- Aim -
Could you copy every line from the material below in which "faire" appears?
+ + + + +
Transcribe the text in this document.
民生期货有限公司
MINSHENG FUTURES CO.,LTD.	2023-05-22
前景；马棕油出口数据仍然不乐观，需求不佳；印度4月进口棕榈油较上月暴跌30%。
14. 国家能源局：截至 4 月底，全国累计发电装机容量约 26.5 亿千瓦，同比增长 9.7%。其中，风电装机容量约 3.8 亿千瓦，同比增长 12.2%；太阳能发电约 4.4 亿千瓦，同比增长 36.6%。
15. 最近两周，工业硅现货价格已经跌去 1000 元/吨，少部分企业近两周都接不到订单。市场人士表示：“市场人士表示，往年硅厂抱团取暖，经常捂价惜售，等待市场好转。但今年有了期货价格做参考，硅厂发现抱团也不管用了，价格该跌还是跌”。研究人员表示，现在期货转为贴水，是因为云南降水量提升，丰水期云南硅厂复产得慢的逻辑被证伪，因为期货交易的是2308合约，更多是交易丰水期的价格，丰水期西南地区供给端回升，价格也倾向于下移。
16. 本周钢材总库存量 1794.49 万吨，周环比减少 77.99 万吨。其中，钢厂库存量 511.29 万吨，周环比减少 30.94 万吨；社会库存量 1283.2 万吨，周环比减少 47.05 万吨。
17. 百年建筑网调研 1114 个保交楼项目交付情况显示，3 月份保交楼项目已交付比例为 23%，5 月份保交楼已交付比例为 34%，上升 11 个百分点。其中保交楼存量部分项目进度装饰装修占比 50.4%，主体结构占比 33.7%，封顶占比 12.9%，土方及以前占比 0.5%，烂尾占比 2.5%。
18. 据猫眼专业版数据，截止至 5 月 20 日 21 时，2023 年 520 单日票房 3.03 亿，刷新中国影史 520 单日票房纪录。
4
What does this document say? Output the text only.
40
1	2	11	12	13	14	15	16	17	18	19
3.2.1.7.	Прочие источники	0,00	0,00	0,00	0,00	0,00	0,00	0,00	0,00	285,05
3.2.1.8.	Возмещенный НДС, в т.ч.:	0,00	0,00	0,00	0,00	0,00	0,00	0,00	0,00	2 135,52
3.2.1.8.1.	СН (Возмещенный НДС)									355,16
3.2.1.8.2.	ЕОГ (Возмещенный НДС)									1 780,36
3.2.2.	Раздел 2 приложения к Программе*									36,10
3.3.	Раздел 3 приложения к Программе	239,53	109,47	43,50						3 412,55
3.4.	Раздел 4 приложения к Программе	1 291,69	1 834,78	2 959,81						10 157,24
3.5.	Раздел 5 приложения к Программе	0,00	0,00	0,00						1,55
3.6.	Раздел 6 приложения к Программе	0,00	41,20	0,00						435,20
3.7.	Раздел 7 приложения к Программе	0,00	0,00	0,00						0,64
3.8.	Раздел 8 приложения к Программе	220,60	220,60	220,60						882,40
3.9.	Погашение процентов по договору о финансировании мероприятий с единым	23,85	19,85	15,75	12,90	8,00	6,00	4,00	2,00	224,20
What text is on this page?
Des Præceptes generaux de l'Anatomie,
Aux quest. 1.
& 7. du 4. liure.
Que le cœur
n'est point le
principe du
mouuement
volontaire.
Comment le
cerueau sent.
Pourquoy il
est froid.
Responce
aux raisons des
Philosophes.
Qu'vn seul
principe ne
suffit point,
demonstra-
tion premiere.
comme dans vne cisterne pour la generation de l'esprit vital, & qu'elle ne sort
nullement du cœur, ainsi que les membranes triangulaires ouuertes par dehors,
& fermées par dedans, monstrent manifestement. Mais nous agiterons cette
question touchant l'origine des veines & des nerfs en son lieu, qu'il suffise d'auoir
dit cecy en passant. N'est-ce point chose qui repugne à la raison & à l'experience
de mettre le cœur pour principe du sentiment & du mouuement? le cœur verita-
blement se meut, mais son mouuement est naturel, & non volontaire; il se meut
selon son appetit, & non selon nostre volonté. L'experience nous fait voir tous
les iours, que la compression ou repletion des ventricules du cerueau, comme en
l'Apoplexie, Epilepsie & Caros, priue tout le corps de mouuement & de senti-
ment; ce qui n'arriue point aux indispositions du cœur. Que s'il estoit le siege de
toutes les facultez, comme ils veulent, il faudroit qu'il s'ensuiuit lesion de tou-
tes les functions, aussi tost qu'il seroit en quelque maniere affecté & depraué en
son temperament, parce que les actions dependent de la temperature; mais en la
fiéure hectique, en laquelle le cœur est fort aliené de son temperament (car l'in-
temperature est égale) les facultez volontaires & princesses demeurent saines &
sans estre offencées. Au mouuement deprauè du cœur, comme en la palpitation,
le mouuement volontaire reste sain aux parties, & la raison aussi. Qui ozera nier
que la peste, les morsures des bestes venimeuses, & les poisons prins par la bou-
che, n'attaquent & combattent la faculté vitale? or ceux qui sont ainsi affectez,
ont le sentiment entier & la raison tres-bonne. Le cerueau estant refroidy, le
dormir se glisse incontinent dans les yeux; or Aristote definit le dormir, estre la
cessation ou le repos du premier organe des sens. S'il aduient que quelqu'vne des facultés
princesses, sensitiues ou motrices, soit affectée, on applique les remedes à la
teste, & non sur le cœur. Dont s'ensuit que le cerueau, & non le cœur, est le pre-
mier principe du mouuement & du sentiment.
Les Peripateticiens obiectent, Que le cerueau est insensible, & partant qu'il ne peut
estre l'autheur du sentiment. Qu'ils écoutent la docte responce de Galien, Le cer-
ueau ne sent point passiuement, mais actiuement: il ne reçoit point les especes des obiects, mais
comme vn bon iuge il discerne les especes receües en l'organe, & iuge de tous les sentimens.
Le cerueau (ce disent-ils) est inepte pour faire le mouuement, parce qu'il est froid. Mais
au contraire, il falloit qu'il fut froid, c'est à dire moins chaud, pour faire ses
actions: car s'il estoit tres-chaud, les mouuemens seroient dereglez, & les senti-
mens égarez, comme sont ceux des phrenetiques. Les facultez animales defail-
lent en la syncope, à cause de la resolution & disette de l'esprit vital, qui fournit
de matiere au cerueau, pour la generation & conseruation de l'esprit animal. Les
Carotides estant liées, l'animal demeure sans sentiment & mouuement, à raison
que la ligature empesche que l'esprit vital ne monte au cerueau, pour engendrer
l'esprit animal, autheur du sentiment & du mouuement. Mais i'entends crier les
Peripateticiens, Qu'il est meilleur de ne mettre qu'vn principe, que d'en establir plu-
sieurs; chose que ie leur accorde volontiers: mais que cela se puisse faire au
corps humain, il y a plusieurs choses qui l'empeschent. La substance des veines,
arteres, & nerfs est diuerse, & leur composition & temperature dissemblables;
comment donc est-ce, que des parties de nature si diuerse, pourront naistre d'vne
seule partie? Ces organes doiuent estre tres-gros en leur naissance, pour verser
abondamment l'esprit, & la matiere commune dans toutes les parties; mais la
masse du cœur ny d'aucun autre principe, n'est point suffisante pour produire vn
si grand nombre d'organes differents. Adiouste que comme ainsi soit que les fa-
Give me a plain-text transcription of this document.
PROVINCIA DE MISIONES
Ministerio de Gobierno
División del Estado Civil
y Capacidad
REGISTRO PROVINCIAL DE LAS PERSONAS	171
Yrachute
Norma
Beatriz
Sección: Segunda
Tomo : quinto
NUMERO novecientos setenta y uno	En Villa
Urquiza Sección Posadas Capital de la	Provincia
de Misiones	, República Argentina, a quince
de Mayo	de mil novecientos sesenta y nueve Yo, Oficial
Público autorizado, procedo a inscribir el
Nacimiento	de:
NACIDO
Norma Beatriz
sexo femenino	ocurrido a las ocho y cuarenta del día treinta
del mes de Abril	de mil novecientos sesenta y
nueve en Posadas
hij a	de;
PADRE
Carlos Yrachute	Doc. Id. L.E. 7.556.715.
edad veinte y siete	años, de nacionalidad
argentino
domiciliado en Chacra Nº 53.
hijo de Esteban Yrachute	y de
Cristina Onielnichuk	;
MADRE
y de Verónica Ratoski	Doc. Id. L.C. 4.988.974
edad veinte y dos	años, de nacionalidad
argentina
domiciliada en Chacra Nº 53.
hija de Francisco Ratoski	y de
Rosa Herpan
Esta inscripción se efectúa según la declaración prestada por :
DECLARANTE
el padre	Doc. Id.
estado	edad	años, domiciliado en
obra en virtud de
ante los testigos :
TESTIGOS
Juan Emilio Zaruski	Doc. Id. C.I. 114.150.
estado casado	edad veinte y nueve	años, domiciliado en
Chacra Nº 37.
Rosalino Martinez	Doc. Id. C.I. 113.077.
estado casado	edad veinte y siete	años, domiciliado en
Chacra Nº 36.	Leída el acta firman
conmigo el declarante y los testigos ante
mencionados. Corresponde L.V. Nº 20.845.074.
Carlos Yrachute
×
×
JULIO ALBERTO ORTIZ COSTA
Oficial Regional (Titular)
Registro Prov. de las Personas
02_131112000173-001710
+ + + + +
- Reply -
Le cerueau (ce disent-ils) est inepte pour faire le mouuement, parce qu'il est froid. Mais
au contraire, il falloit qu'il fut froid, c'est à dire moins chaud, pour faire ses
sieurs; chose que ie leur accorde volontiers: mais que cela se puisse faire au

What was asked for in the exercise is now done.